- **Provided records**:
- - - -

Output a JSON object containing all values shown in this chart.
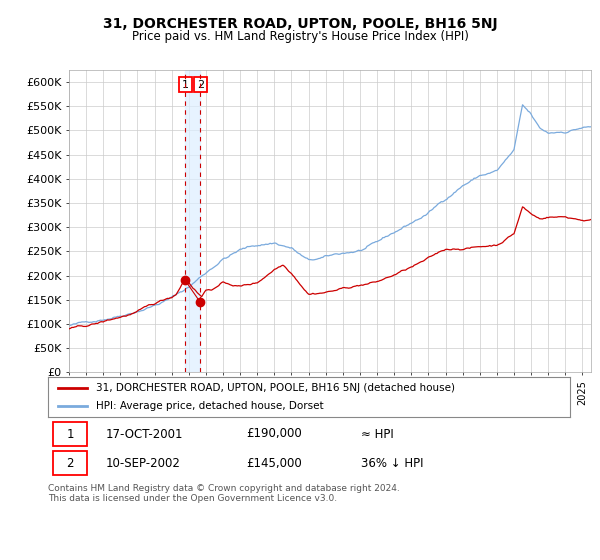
{
  "title": "31, DORCHESTER ROAD, UPTON, POOLE, BH16 5NJ",
  "subtitle": "Price paid vs. HM Land Registry's House Price Index (HPI)",
  "legend_line1": "31, DORCHESTER ROAD, UPTON, POOLE, BH16 5NJ (detached house)",
  "legend_line2": "HPI: Average price, detached house, Dorset",
  "footer": "Contains HM Land Registry data © Crown copyright and database right 2024.\nThis data is licensed under the Open Government Licence v3.0.",
  "sale1_date": "17-OCT-2001",
  "sale1_price": 190000,
  "sale1_label": "≈ HPI",
  "sale2_date": "10-SEP-2002",
  "sale2_price": 145000,
  "sale2_label": "36% ↓ HPI",
  "hpi_color": "#7aaadd",
  "property_color": "#cc0000",
  "background_color": "#ffffff",
  "grid_color": "#cccccc",
  "yticks": [
    0,
    50000,
    100000,
    150000,
    200000,
    250000,
    300000,
    350000,
    400000,
    450000,
    500000,
    550000,
    600000
  ],
  "hpi_key_years": [
    1995,
    1996,
    1997,
    1998,
    1999,
    2000,
    2001,
    2002,
    2003,
    2004,
    2005,
    2006,
    2007,
    2008,
    2009,
    2010,
    2011,
    2012,
    2013,
    2014,
    2015,
    2016,
    2017,
    2018,
    2019,
    2020,
    2021,
    2021.5,
    2022,
    2022.5,
    2023,
    2024,
    2025
  ],
  "hpi_key_vals": [
    97000,
    102000,
    112000,
    122000,
    135000,
    148000,
    163000,
    185000,
    215000,
    245000,
    263000,
    272000,
    278000,
    268000,
    240000,
    245000,
    252000,
    258000,
    270000,
    290000,
    310000,
    330000,
    360000,
    390000,
    410000,
    420000,
    460000,
    550000,
    530000,
    500000,
    490000,
    495000,
    505000
  ],
  "prop_key_years": [
    1995,
    1996,
    1997,
    1998,
    1999,
    2000,
    2001.0,
    2001.25,
    2001.75,
    2002.0,
    2002.5,
    2002.75,
    2003,
    2003.5,
    2004,
    2005,
    2006,
    2007,
    2007.5,
    2008,
    2009,
    2010,
    2011,
    2012,
    2013,
    2014,
    2015,
    2016,
    2017,
    2018,
    2019,
    2020,
    2021,
    2021.5,
    2022,
    2022.5,
    2023,
    2024,
    2025
  ],
  "prop_key_vals": [
    90000,
    95000,
    103000,
    113000,
    123000,
    137000,
    152000,
    158000,
    190000,
    185000,
    165000,
    157000,
    170000,
    175000,
    185000,
    178000,
    185000,
    215000,
    225000,
    210000,
    170000,
    175000,
    182000,
    190000,
    196000,
    210000,
    225000,
    240000,
    258000,
    262000,
    265000,
    270000,
    295000,
    350000,
    335000,
    325000,
    330000,
    330000,
    325000
  ],
  "sale1_t": 2001.792,
  "sale2_t": 2002.667
}
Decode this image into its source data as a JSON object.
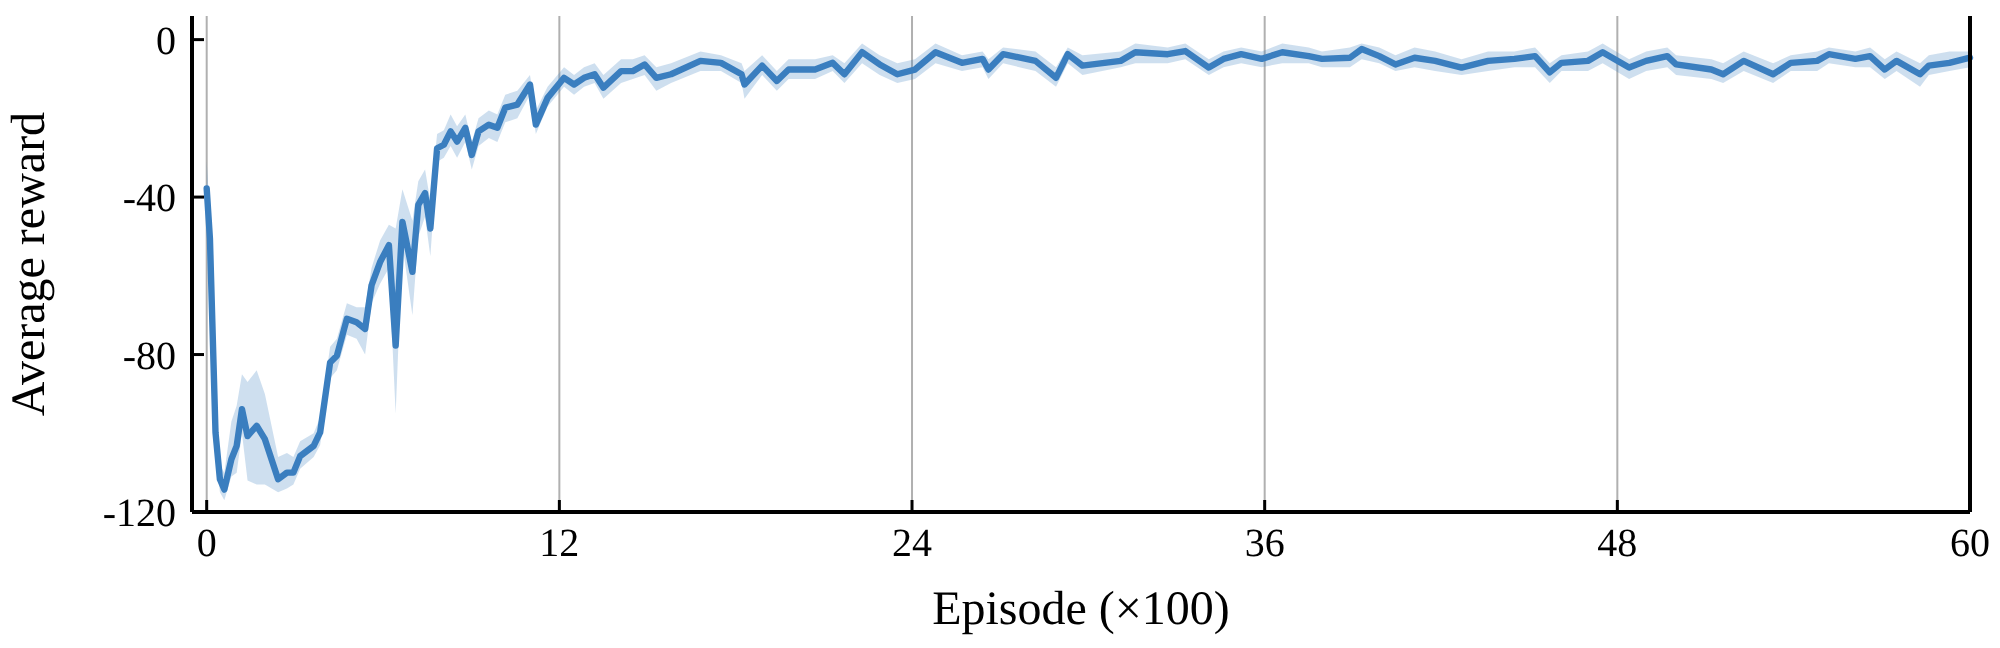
{
  "chart_data": {
    "type": "line",
    "xlabel": "Episode (×100)",
    "ylabel": "Average reward",
    "xlim": [
      -0.5,
      60
    ],
    "ylim": [
      -120,
      6
    ],
    "xticks": [
      0,
      12,
      24,
      36,
      48,
      60
    ],
    "yticks": [
      -120,
      -80,
      -40,
      0
    ],
    "grid": "x",
    "marker": "none",
    "line_style": "solid",
    "series": [
      {
        "color": "#3a7ebf",
        "x": [
          0,
          0.11,
          0.3,
          0.45,
          0.6,
          0.84,
          1.02,
          1.2,
          1.39,
          1.7,
          1.98,
          2.43,
          2.73,
          2.95,
          3.18,
          3.64,
          3.86,
          4.2,
          4.43,
          4.77,
          5.1,
          5.39,
          5.61,
          5.9,
          6.2,
          6.43,
          6.66,
          7.0,
          7.2,
          7.43,
          7.61,
          7.84,
          8.07,
          8.3,
          8.52,
          8.8,
          9.02,
          9.25,
          9.6,
          9.89,
          10.16,
          10.57,
          11.0,
          11.2,
          11.6,
          12.16,
          12.5,
          12.84,
          13.2,
          13.5,
          14.1,
          14.5,
          14.9,
          15.3,
          15.8,
          16.8,
          17.5,
          18.2,
          18.3,
          18.9,
          19.4,
          19.8,
          20.7,
          21.3,
          21.7,
          22.3,
          22.9,
          23.5,
          24.1,
          24.8,
          25.7,
          26.4,
          26.6,
          27.1,
          28.2,
          28.9,
          29.3,
          29.8,
          31.1,
          31.6,
          32.7,
          33.3,
          34.1,
          34.6,
          35.2,
          35.9,
          36.6,
          37.5,
          37.95,
          38.9,
          39.3,
          39.9,
          40.45,
          41.1,
          41.8,
          42.7,
          43.6,
          44.5,
          45.2,
          45.7,
          46.1,
          47.0,
          47.5,
          48.4,
          48.98,
          49.7,
          50.0,
          51.2,
          51.6,
          52.3,
          53.3,
          53.9,
          54.8,
          55.2,
          56.1,
          56.6,
          57.1,
          57.5,
          58.3,
          58.6,
          59.3,
          60.0
        ],
        "values": [
          -37.8,
          -50.5,
          -99.8,
          -111.7,
          -114.3,
          -106.6,
          -103.2,
          -93.9,
          -100.7,
          -98.1,
          -101.5,
          -111.7,
          -110,
          -110,
          -105.8,
          -103.2,
          -99.8,
          -82,
          -80.3,
          -70.9,
          -71.8,
          -73.5,
          -62.4,
          -56.5,
          -52.2,
          -77.7,
          -46.3,
          -59,
          -42,
          -39,
          -48,
          -27.6,
          -26.7,
          -23.3,
          -25.9,
          -22.4,
          -29.3,
          -23.3,
          -21.6,
          -22.4,
          -17.3,
          -16.5,
          -11.4,
          -21.6,
          -14.8,
          -9.7,
          -11.4,
          -9.7,
          -8.8,
          -12.2,
          -8,
          -8,
          -6.3,
          -9.7,
          -8.8,
          -5.4,
          -5.9,
          -8.8,
          -11.4,
          -6.6,
          -10.5,
          -7.6,
          -7.6,
          -5.9,
          -8.8,
          -3.2,
          -6.3,
          -8.8,
          -7.6,
          -3.2,
          -5.9,
          -4.9,
          -7.6,
          -3.7,
          -5.4,
          -9.7,
          -3.7,
          -6.6,
          -5.4,
          -3.2,
          -3.7,
          -2.9,
          -7.1,
          -4.9,
          -3.7,
          -4.9,
          -3.2,
          -4.2,
          -4.9,
          -4.6,
          -2.4,
          -4.2,
          -6.3,
          -4.6,
          -5.4,
          -7.1,
          -5.4,
          -4.9,
          -4.2,
          -8.3,
          -5.9,
          -5.4,
          -3.2,
          -7.1,
          -5.4,
          -4.2,
          -6.3,
          -7.6,
          -8.8,
          -5.4,
          -8.8,
          -5.9,
          -5.4,
          -3.7,
          -4.9,
          -4.2,
          -7.6,
          -5.4,
          -8.8,
          -6.6,
          -5.9,
          -4.6
        ],
        "lower": [
          -44,
          -56,
          -104,
          -115,
          -117,
          -111,
          -110,
          -100,
          -112,
          -113,
          -113,
          -115,
          -114,
          -113,
          -109,
          -106,
          -103,
          -86,
          -84,
          -75,
          -76,
          -80,
          -67,
          -62,
          -58,
          -95,
          -52,
          -70,
          -50,
          -45,
          -55,
          -31,
          -30,
          -27,
          -30,
          -26,
          -33,
          -27,
          -25,
          -26,
          -21,
          -20,
          -14,
          -24,
          -17,
          -12,
          -14,
          -12,
          -11,
          -15,
          -11,
          -10,
          -9,
          -13,
          -11,
          -8,
          -8,
          -11,
          -15,
          -9,
          -13,
          -10,
          -10,
          -8,
          -11,
          -6,
          -9,
          -11,
          -10,
          -6,
          -8,
          -7,
          -10,
          -6,
          -8,
          -12,
          -6,
          -9,
          -7,
          -6,
          -6,
          -5,
          -9,
          -7,
          -6,
          -7,
          -6,
          -6,
          -7,
          -7,
          -5,
          -6,
          -8,
          -7,
          -8,
          -9,
          -8,
          -7,
          -7,
          -11,
          -8,
          -8,
          -6,
          -10,
          -8,
          -7,
          -9,
          -10,
          -11,
          -8,
          -11,
          -8,
          -8,
          -6,
          -7,
          -7,
          -10,
          -8,
          -12,
          -9,
          -8,
          -7
        ],
        "upper": [
          -31,
          -44,
          -94,
          -108,
          -110,
          -97,
          -93,
          -85,
          -87,
          -84,
          -90,
          -106,
          -105,
          -106,
          -102,
          -100,
          -96,
          -78,
          -76,
          -67,
          -68,
          -68,
          -58,
          -51,
          -47,
          -48,
          -38,
          -46,
          -36,
          -33,
          -41,
          -24,
          -23,
          -19,
          -22,
          -19,
          -26,
          -20,
          -18,
          -19,
          -14,
          -13,
          -9,
          -18,
          -12,
          -7,
          -9,
          -7,
          -6,
          -9,
          -5,
          -5,
          -4,
          -7,
          -6,
          -3,
          -4,
          -6,
          -8,
          -4,
          -8,
          -5,
          -5,
          -4,
          -6,
          -1,
          -4,
          -6,
          -5,
          -1,
          -4,
          -3,
          -5,
          -2,
          -3,
          -7,
          -2,
          -4,
          -3,
          -1,
          -2,
          -1,
          -5,
          -3,
          -2,
          -3,
          -1,
          -2,
          -3,
          -2,
          -1,
          -2,
          -4,
          -2,
          -3,
          -5,
          -3,
          -3,
          -2,
          -6,
          -4,
          -3,
          -1,
          -5,
          -3,
          -2,
          -4,
          -5,
          -6,
          -3,
          -6,
          -4,
          -3,
          -2,
          -3,
          -2,
          -5,
          -3,
          -6,
          -4,
          -3,
          -3
        ]
      }
    ]
  }
}
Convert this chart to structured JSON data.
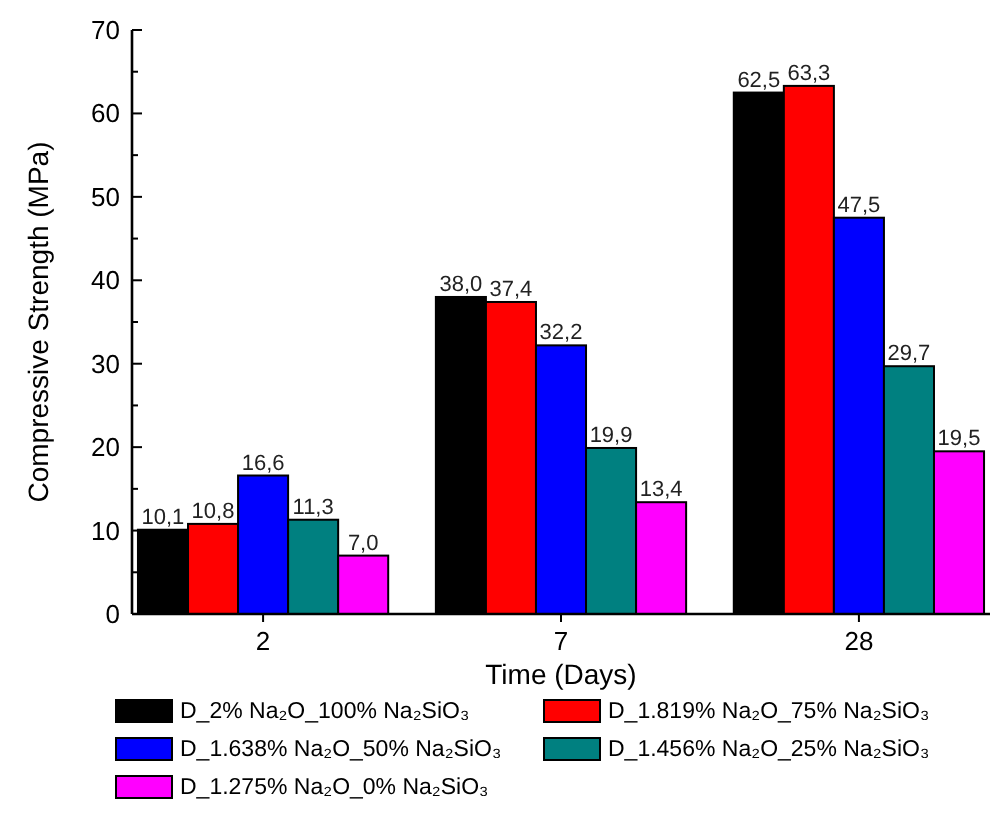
{
  "chart_data": {
    "type": "bar",
    "xlabel": "Time (Days)",
    "ylabel": "Compressive Strength (MPa)",
    "categories": [
      "2",
      "7",
      "28"
    ],
    "series": [
      {
        "name": "D_2% Na₂O_100% Na₂SiO₃",
        "color": "#000000",
        "values": [
          10.1,
          38.0,
          62.5
        ],
        "value_labels": [
          "10,1",
          "38,0",
          "62,5"
        ]
      },
      {
        "name": "D_1.819% Na₂O_75% Na₂SiO₃",
        "color": "#ff0000",
        "values": [
          10.8,
          37.4,
          63.3
        ],
        "value_labels": [
          "10,8",
          "37,4",
          "63,3"
        ]
      },
      {
        "name": "D_1.638% Na₂O_50% Na₂SiO₃",
        "color": "#0000ff",
        "values": [
          16.6,
          32.2,
          47.5
        ],
        "value_labels": [
          "16,6",
          "32,2",
          "47,5"
        ]
      },
      {
        "name": "D_1.456% Na₂O_25% Na₂SiO₃",
        "color": "#008080",
        "values": [
          11.3,
          19.9,
          29.7
        ],
        "value_labels": [
          "11,3",
          "19,9",
          "29,7"
        ]
      },
      {
        "name": "D_1.275% Na₂O_0% Na₂SiO₃",
        "color": "#ff00ff",
        "values": [
          7.0,
          13.4,
          19.5
        ],
        "value_labels": [
          "7,0",
          "13,4",
          "19,5"
        ]
      }
    ],
    "ylim": [
      0,
      70
    ],
    "yticks": [
      0,
      {
        "value": 5,
        "label": null
      },
      10,
      {
        "value": 15,
        "label": null
      },
      20,
      {
        "value": 25,
        "label": null
      },
      30,
      {
        "value": 35,
        "label": null
      },
      40,
      {
        "value": 45,
        "label": null
      },
      50,
      {
        "value": 55,
        "label": null
      },
      60,
      {
        "value": 65,
        "label": null
      },
      70
    ],
    "grid": false,
    "legend": "bottom"
  }
}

- - - -

- **Set problem**: Go through the entries and return each line where the word "object" appears.

- **Worked solution**:
Output a JSON object containing all values shown in this chart.
Decode this image into its source data as a JSON object.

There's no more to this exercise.